Stored data:
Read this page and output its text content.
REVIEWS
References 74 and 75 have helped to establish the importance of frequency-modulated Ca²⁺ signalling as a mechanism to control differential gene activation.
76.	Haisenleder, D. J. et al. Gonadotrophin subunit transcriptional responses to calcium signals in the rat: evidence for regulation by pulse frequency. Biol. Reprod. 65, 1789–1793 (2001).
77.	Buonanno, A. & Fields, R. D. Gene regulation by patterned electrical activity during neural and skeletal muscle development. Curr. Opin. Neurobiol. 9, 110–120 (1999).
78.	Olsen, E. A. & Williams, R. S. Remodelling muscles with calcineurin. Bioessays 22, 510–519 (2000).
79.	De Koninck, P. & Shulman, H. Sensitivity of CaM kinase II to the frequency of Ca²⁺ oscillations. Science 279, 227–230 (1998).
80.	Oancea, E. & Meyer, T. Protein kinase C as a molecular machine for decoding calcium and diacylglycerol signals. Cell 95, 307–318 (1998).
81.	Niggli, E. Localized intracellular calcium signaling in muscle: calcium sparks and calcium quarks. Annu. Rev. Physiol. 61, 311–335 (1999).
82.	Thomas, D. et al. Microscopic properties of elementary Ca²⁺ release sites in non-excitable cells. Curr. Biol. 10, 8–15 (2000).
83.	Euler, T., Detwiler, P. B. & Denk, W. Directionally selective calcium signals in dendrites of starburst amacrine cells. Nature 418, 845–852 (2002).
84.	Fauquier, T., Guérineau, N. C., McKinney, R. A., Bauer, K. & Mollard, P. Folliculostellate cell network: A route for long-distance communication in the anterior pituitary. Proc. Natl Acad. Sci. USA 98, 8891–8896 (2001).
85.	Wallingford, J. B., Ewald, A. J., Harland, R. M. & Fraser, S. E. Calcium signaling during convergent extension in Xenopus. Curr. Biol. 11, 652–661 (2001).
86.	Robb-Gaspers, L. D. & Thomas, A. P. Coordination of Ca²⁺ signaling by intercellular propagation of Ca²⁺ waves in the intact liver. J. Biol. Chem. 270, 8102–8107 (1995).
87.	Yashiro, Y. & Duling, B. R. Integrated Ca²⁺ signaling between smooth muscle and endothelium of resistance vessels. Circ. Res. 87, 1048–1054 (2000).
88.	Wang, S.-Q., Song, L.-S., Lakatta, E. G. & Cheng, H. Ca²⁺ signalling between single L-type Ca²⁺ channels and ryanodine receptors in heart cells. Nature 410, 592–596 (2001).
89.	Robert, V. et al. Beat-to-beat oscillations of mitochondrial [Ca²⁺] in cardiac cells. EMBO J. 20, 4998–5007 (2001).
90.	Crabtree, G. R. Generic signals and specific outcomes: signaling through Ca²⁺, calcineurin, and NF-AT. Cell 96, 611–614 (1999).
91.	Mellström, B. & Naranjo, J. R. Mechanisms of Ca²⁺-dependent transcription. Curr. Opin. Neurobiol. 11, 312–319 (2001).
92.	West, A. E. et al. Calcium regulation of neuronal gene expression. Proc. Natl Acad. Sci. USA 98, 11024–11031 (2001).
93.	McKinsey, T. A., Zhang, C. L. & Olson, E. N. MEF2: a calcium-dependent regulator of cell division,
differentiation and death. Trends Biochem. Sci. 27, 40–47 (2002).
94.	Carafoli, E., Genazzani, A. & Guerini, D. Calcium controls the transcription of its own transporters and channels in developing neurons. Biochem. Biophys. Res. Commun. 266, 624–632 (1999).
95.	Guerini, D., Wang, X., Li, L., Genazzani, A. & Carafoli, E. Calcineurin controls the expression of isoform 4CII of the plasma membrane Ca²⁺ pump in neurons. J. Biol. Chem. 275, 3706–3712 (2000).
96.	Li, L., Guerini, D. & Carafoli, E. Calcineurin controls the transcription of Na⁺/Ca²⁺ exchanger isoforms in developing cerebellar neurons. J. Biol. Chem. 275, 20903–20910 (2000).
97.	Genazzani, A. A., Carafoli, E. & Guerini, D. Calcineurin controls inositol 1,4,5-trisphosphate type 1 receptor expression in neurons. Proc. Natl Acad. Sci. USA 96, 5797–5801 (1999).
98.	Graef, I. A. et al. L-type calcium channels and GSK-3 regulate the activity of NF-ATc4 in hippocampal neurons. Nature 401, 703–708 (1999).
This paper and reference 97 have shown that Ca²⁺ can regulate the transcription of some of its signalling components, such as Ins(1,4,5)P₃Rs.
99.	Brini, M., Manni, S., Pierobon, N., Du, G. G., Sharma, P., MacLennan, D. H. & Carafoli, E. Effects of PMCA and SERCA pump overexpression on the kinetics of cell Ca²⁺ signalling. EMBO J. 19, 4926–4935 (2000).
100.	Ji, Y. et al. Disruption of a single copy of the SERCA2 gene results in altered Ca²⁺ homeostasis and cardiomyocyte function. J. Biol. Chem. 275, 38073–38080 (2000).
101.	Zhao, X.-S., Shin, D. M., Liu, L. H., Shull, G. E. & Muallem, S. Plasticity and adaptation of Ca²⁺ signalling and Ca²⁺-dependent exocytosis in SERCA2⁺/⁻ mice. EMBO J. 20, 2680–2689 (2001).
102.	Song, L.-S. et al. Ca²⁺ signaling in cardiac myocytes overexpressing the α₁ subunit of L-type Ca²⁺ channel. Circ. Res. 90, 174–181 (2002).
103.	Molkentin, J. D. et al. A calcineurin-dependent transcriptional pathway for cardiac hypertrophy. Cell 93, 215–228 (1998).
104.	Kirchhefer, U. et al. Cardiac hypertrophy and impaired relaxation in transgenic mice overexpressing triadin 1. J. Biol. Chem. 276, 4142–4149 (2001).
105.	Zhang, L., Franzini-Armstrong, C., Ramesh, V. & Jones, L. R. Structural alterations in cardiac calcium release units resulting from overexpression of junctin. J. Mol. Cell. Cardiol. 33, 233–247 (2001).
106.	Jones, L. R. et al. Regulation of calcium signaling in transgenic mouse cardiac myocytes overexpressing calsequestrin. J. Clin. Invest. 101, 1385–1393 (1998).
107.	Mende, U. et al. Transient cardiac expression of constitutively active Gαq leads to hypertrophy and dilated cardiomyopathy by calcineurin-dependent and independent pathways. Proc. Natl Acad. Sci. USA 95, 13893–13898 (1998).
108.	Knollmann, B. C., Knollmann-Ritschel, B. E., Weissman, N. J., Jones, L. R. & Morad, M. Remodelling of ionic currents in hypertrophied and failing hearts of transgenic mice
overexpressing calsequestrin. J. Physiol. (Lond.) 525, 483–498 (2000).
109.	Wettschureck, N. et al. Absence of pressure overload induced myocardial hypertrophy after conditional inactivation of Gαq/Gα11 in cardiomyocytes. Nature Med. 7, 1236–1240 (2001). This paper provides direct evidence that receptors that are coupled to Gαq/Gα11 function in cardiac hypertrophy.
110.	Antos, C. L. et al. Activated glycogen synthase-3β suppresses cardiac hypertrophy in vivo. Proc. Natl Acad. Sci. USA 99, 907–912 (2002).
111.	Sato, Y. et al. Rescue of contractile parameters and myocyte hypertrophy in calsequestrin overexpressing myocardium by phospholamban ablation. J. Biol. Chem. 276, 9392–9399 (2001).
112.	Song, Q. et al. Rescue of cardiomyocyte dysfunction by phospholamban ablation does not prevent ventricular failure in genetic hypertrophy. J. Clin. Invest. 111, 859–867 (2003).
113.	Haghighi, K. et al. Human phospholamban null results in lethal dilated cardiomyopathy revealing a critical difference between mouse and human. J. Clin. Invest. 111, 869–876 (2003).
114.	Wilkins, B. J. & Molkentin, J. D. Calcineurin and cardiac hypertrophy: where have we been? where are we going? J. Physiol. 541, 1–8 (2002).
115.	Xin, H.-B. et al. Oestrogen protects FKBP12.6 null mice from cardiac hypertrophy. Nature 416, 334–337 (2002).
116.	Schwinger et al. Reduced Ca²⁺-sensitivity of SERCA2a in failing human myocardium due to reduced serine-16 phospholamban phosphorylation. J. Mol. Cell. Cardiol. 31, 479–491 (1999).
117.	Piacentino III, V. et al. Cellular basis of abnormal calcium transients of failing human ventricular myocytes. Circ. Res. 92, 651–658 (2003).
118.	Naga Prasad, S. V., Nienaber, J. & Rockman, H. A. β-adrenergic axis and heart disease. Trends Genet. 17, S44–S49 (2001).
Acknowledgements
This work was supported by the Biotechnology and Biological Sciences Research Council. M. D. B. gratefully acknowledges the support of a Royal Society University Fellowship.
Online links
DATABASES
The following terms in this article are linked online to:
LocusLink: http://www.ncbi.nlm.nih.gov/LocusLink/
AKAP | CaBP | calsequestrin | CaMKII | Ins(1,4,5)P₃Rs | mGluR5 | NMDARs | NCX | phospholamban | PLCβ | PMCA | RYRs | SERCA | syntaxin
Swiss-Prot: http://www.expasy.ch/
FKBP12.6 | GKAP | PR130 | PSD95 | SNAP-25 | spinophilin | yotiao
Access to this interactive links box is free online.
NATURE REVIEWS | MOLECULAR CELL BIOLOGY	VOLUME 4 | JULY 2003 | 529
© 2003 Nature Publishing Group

▸ **Exercise instructions**
Return every line holding the word "channels" from the records.

▸ **Result of the task**
88.	Wang, S.-Q., Song, L.-S., Lakatta, E. G. & Cheng, H. Ca²⁺ signalling between single L-type Ca²⁺ channels and ryanodine receptors in heart cells. Nature 410, 592–596 (2001).
94.	Carafoli, E., Genazzani, A. & Guerini, D. Calcium controls the transcription of its own transporters and channels in developing neurons. Biochem. Biophys. Res. Commun. 266, 624–632 (1999).
98.	Graef, I. A. et al. L-type calcium channels and GSK-3 regulate the activity of NF-ATc4 in hippocampal neurons. Nature 401, 703–708 (1999).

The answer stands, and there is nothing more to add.